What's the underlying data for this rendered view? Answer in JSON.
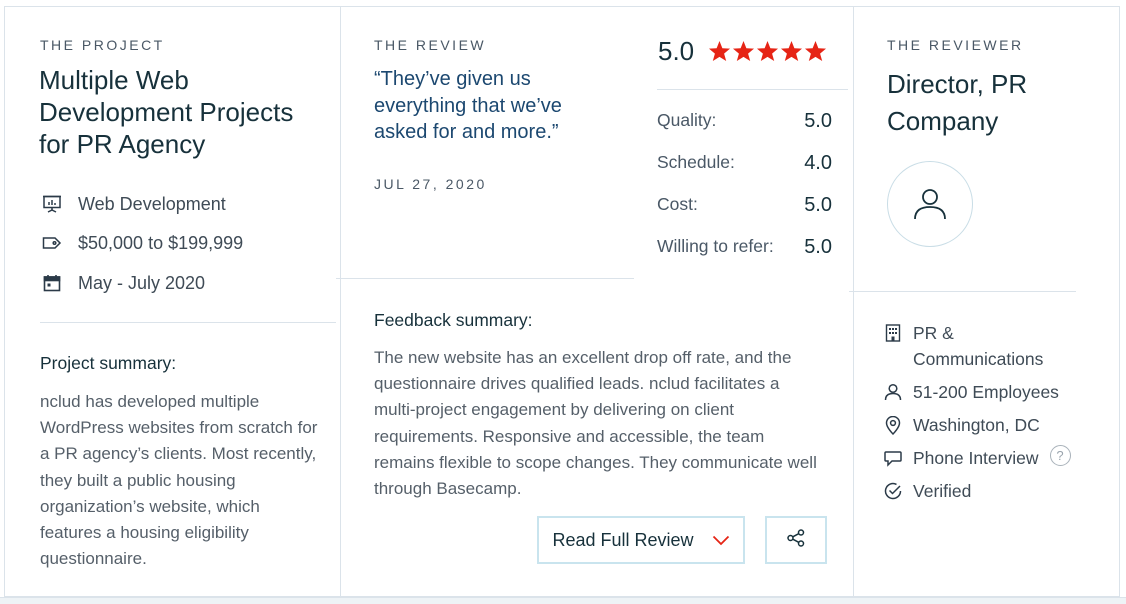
{
  "project": {
    "eyebrow": "THE PROJECT",
    "title": "Multiple Web Development Projects for PR Agency",
    "service": "Web Development",
    "budget": "$50,000 to $199,999",
    "dates": "May - July 2020",
    "summary_heading": "Project summary:",
    "summary": "nclud has developed multiple WordPress websites from scratch for a PR agency’s clients. Most recently, they built a public housing organization’s website, which features a housing eligibility questionnaire."
  },
  "review": {
    "eyebrow": "THE REVIEW",
    "quote": "“They’ve given us everything that we’ve asked for and more.”",
    "date": "JUL 27, 2020",
    "overall": "5.0",
    "stars": 5,
    "ratings": [
      {
        "label": "Quality:",
        "value": "5.0"
      },
      {
        "label": "Schedule:",
        "value": "4.0"
      },
      {
        "label": "Cost:",
        "value": "5.0"
      },
      {
        "label": "Willing to refer:",
        "value": "5.0"
      }
    ],
    "feedback_heading": "Feedback summary:",
    "feedback": "The new website has an excellent drop off rate, and the questionnaire drives qualified leads. nclud facilitates a multi-project engagement by delivering on client requirements. Responsive and accessible, the team remains flexible to scope changes. They communicate well through Basecamp.",
    "read_button": "Read Full Review",
    "icons": {
      "star": "star-icon",
      "chevron": "chevron-down-icon",
      "share": "share-icon"
    }
  },
  "reviewer": {
    "eyebrow": "THE REVIEWER",
    "title": "Director, PR Company",
    "industry": "PR & Communications",
    "size": "51-200 Employees",
    "location": "Washington, DC",
    "interview": "Phone Interview",
    "help": "?",
    "verified": "Verified"
  },
  "colors": {
    "accent_red": "#e62415",
    "border": "#dbe3ea",
    "button_border": "#c9e4ee",
    "quote_blue": "#1c4870"
  }
}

------------------------------------------------------------

Task directions — Copy each line of the records precisely and drop any images they hold.

Response to this task —
What's the underlying data for this rendered view? Answer in JSON.
{
  "project": {
    "eyebrow": "THE PROJECT",
    "title": "Multiple Web Development Projects for PR Agency",
    "service": "Web Development",
    "budget": "$50,000 to $199,999",
    "dates": "May - July 2020",
    "summary_heading": "Project summary:",
    "summary": "nclud has developed multiple WordPress websites from scratch for a PR agency’s clients. Most recently, they built a public housing organization’s website, which features a housing eligibility questionnaire."
  },
  "review": {
    "eyebrow": "THE REVIEW",
    "quote": "“They’ve given us everything that we’ve asked for and more.”",
    "date": "JUL 27, 2020",
    "overall": "5.0",
    "stars": 5,
    "ratings": [
      {
        "label": "Quality:",
        "value": "5.0"
      },
      {
        "label": "Schedule:",
        "value": "4.0"
      },
      {
        "label": "Cost:",
        "value": "5.0"
      },
      {
        "label": "Willing to refer:",
        "value": "5.0"
      }
    ],
    "feedback_heading": "Feedback summary:",
    "feedback": "The new website has an excellent drop off rate, and the questionnaire drives qualified leads. nclud facilitates a multi-project engagement by delivering on client requirements. Responsive and accessible, the team remains flexible to scope changes. They communicate well through Basecamp.",
    "read_button": "Read Full Review",
    "icons": {
      "star": "star-icon",
      "chevron": "chevron-down-icon",
      "share": "share-icon"
    }
  },
  "reviewer": {
    "eyebrow": "THE REVIEWER",
    "title": "Director, PR Company",
    "industry": "PR & Communications",
    "size": "51-200 Employees",
    "location": "Washington, DC",
    "interview": "Phone Interview",
    "help": "?",
    "verified": "Verified"
  },
  "colors": {
    "accent_red": "#e62415",
    "border": "#dbe3ea",
    "button_border": "#c9e4ee",
    "quote_blue": "#1c4870"
  }
}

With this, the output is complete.